▶ OBJECTIVE
Convert the data below into a numbered list with one item per line, skipping blank lines and leaving out the pictures.

===

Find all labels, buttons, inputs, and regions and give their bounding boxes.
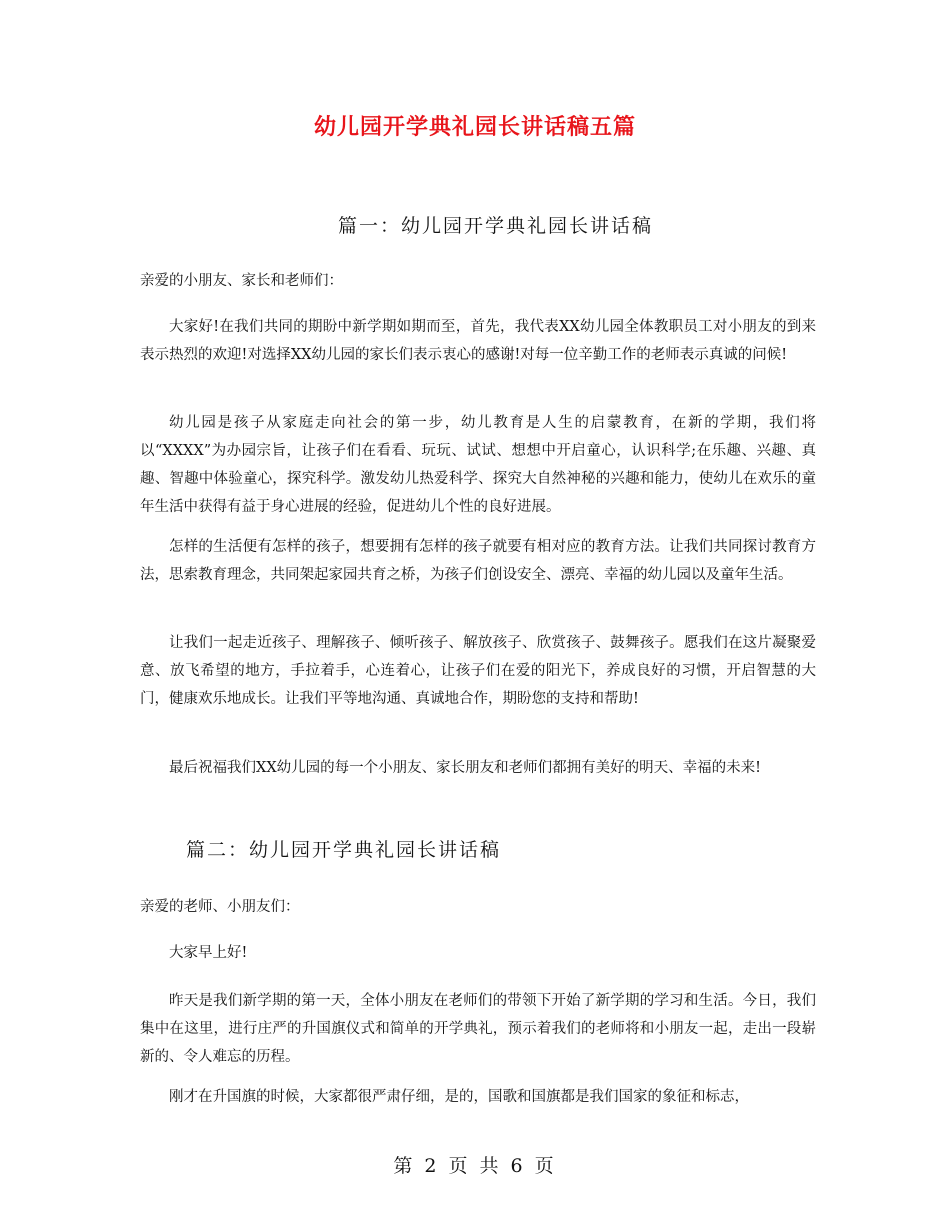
section-1-greeting: 亲爱的小朋友、家长和老师们：	[140, 273, 343, 289]
page-number-footer: 第 2 页 共 6 页	[393, 1155, 557, 1177]
section-2-paragraph-2: 昨天是我们新学期的第一天，全体小朋友在老师们的带领下开始了新学期的学习和生活。今日，我们集中在这里，进行庄严的升国旗仪式和简单的开学典礼，预示着我们的老师将和小朋友一起，走出一段崭新的、令人难忘的历程。	[140, 993, 816, 1065]
section-1-paragraph-2: 幼儿园是孩子从家庭走向社会的第一步，幼儿教育是人生的启蒙教育，在新的学期，我们将以“XXXX”为办园宗旨，让孩子们在看看、玩玩、试试、想想中开启童心，认识科学;在乐趣、兴趣、真趣、智趣中体验童心，探究科学。激发幼儿热爱科学、探究大自然神秘的兴趣和能力，使幼儿在欢乐的童年生活中获得有益于身心进展的经验，促进幼儿个性的良好进展。	[140, 415, 816, 515]
section-1-paragraph-1: 大家好!在我们共同的期盼中新学期如期而至，首先，我代表XX幼儿园全体教职员工对小朋友的到来表示热烈的欢迎!对选择XX幼儿园的家长们表示衷心的感谢!对每一位辛勤工作的老师表示真诚的问候!	[140, 319, 816, 363]
document-title: 幼儿园开学典礼园长讲话稿五篇	[313, 115, 636, 140]
section-1-paragraph-3: 怎样的生活便有怎样的孩子，想要拥有怎样的孩子就要有相对应的教育方法。让我们共同探讨教育方法，思索教育理念，共同架起家园共育之桥，为孩子们创设安全、漂亮、幸福的幼儿园以及童年生活。	[140, 539, 816, 583]
section-2-greeting: 亲爱的老师、小朋友们：	[140, 899, 300, 915]
section-1-paragraph-4: 让我们一起走近孩子、理解孩子、倾听孩子、解放孩子、欣赏孩子、鼓舞孩子。愿我们在这片凝聚爱意、放飞希望的地方，手拉着手，心连着心，让孩子们在爱的阳光下，养成良好的习惯，开启智慧的大门，健康欢乐地成长。让我们平等地沟通、真诚地合作，期盼您的支持和帮助!	[140, 635, 816, 707]
section-1-title: 篇一：幼儿园开学典礼园长讲话稿	[338, 215, 654, 237]
section-1-paragraph-5: 最后祝福我们XX幼儿园的每一个小朋友、家长朋友和老师们都拥有美好的明天、幸福的未来!	[169, 760, 761, 776]
section-2-title: 篇二：幼儿园开学典礼园长讲话稿	[186, 839, 502, 861]
section-2-paragraph-1: 大家早上好!	[169, 945, 248, 961]
section-2-paragraph-3: 刚才在升国旗的时候，大家都很严肃仔细，是的，国歌和国旗都是我们国家的象征和标志，	[169, 1089, 749, 1105]
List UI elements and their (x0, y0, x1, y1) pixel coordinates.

===

▶ THE RESULT
1. Find all labels, buttons, inputs, and regions and give their bounding boxes.
2. section-1-greeting: 亲爱的小朋友、家长和老师们：	[140, 273, 343, 289]
3. page-number-footer: 第 2 页 共 6 页	[393, 1155, 557, 1177]
4. section-2-paragraph-2: 昨天是我们新学期的第一天，全体小朋友在老师们的带领下开始了新学期的学习和生活。今日，我们集中在这里，进行庄严的升国旗仪式和简单的开学典礼，预示着我们的老师将和小朋友一起，走出一段崭新的、令人难忘的历程。	[140, 993, 816, 1065]
5. section-1-paragraph-2: 幼儿园是孩子从家庭走向社会的第一步，幼儿教育是人生的启蒙教育，在新的学期，我们将以“XXXX”为办园宗旨，让孩子们在看看、玩玩、试试、想想中开启童心，认识科学;在乐趣、兴趣、真趣、智趣中体验童心，探究科学。激发幼儿热爱科学、探究大自然神秘的兴趣和能力，使幼儿在欢乐的童年生活中获得有益于身心进展的经验，促进幼儿个性的良好进展。	[140, 415, 816, 515]
6. section-1-paragraph-1: 大家好!在我们共同的期盼中新学期如期而至，首先，我代表XX幼儿园全体教职员工对小朋友的到来表示热烈的欢迎!对选择XX幼儿园的家长们表示衷心的感谢!对每一位辛勤工作的老师表示真诚的问候!	[140, 319, 816, 363]
7. document-title: 幼儿园开学典礼园长讲话稿五篇	[313, 115, 636, 140]
8. section-1-paragraph-3: 怎样的生活便有怎样的孩子，想要拥有怎样的孩子就要有相对应的教育方法。让我们共同探讨教育方法，思索教育理念，共同架起家园共育之桥，为孩子们创设安全、漂亮、幸福的幼儿园以及童年生活。	[140, 539, 816, 583]
9. section-2-greeting: 亲爱的老师、小朋友们：	[140, 899, 300, 915]
10. section-1-paragraph-4: 让我们一起走近孩子、理解孩子、倾听孩子、解放孩子、欣赏孩子、鼓舞孩子。愿我们在这片凝聚爱意、放飞希望的地方，手拉着手，心连着心，让孩子们在爱的阳光下，养成良好的习惯，开启智慧的大门，健康欢乐地成长。让我们平等地沟通、真诚地合作，期盼您的支持和帮助!	[140, 635, 816, 707]
11. section-1-title: 篇一：幼儿园开学典礼园长讲话稿	[338, 215, 654, 237]
12. section-1-paragraph-5: 最后祝福我们XX幼儿园的每一个小朋友、家长朋友和老师们都拥有美好的明天、幸福的未来!	[169, 760, 761, 776]
13. section-2-title: 篇二：幼儿园开学典礼园长讲话稿	[186, 839, 502, 861]
14. section-2-paragraph-1: 大家早上好!	[169, 945, 248, 961]
15. section-2-paragraph-3: 刚才在升国旗的时候，大家都很严肃仔细，是的，国歌和国旗都是我们国家的象征和标志，	[169, 1089, 749, 1105]
16. List UI elements and their (x0, y0, x1, y1) pixel coordinates.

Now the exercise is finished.